Return all of the entries exactly as written.

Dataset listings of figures
.....

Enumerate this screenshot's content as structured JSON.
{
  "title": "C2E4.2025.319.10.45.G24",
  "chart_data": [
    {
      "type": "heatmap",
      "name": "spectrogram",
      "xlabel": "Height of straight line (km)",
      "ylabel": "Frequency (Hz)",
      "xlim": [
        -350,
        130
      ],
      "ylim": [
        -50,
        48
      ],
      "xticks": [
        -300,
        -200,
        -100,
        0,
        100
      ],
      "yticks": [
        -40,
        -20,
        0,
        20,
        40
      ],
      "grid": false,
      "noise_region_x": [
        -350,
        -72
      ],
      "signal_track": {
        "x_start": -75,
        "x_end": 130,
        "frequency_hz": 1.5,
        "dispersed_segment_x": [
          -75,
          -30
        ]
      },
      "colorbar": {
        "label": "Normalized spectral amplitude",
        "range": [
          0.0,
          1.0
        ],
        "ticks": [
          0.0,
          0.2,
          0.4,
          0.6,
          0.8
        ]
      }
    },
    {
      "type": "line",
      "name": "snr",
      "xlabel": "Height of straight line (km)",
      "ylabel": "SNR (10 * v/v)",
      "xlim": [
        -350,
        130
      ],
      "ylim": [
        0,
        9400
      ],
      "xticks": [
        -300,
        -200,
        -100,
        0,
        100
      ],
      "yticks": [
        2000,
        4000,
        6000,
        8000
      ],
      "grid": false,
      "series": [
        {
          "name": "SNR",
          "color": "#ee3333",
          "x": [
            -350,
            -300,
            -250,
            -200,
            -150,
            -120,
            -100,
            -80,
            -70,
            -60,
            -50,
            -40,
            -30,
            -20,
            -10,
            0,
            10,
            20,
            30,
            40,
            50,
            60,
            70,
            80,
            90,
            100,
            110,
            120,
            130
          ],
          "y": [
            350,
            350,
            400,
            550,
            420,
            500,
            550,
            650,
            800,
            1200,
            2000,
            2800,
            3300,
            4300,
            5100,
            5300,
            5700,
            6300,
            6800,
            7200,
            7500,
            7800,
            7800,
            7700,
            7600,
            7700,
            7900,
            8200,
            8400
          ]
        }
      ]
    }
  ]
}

.....

**RESPONSE:**
Enumerate this screenshot's content as structured JSON.
{
  "title": "C2E4.2025.319.10.45.G24",
  "chart_data": [
    {
      "type": "heatmap",
      "name": "spectrogram",
      "xlabel": "Height of straight line (km)",
      "ylabel": "Frequency (Hz)",
      "xlim": [
        -350,
        130
      ],
      "ylim": [
        -50,
        48
      ],
      "xticks": [
        -300,
        -200,
        -100,
        0,
        100
      ],
      "yticks": [
        -40,
        -20,
        0,
        20,
        40
      ],
      "grid": false,
      "noise_region_x": [
        -350,
        -72
      ],
      "signal_track": {
        "x_start": -75,
        "x_end": 130,
        "frequency_hz": 1.5,
        "dispersed_segment_x": [
          -75,
          -30
        ]
      },
      "colorbar": {
        "label": "Normalized spectral amplitude",
        "range": [
          0.0,
          1.0
        ],
        "ticks": [
          0.0,
          0.2,
          0.4,
          0.6,
          0.8
        ]
      }
    },
    {
      "type": "line",
      "name": "snr",
      "xlabel": "Height of straight line (km)",
      "ylabel": "SNR (10 * v/v)",
      "xlim": [
        -350,
        130
      ],
      "ylim": [
        0,
        9400
      ],
      "xticks": [
        -300,
        -200,
        -100,
        0,
        100
      ],
      "yticks": [
        2000,
        4000,
        6000,
        8000
      ],
      "grid": false,
      "series": [
        {
          "name": "SNR",
          "color": "#ee3333",
          "x": [
            -350,
            -300,
            -250,
            -200,
            -150,
            -120,
            -100,
            -80,
            -70,
            -60,
            -50,
            -40,
            -30,
            -20,
            -10,
            0,
            10,
            20,
            30,
            40,
            50,
            60,
            70,
            80,
            90,
            100,
            110,
            120,
            130
          ],
          "y": [
            350,
            350,
            400,
            550,
            420,
            500,
            550,
            650,
            800,
            1200,
            2000,
            2800,
            3300,
            4300,
            5100,
            5300,
            5700,
            6300,
            6800,
            7200,
            7500,
            7800,
            7800,
            7700,
            7600,
            7700,
            7900,
            8200,
            8400
          ]
        }
      ]
    }
  ]
}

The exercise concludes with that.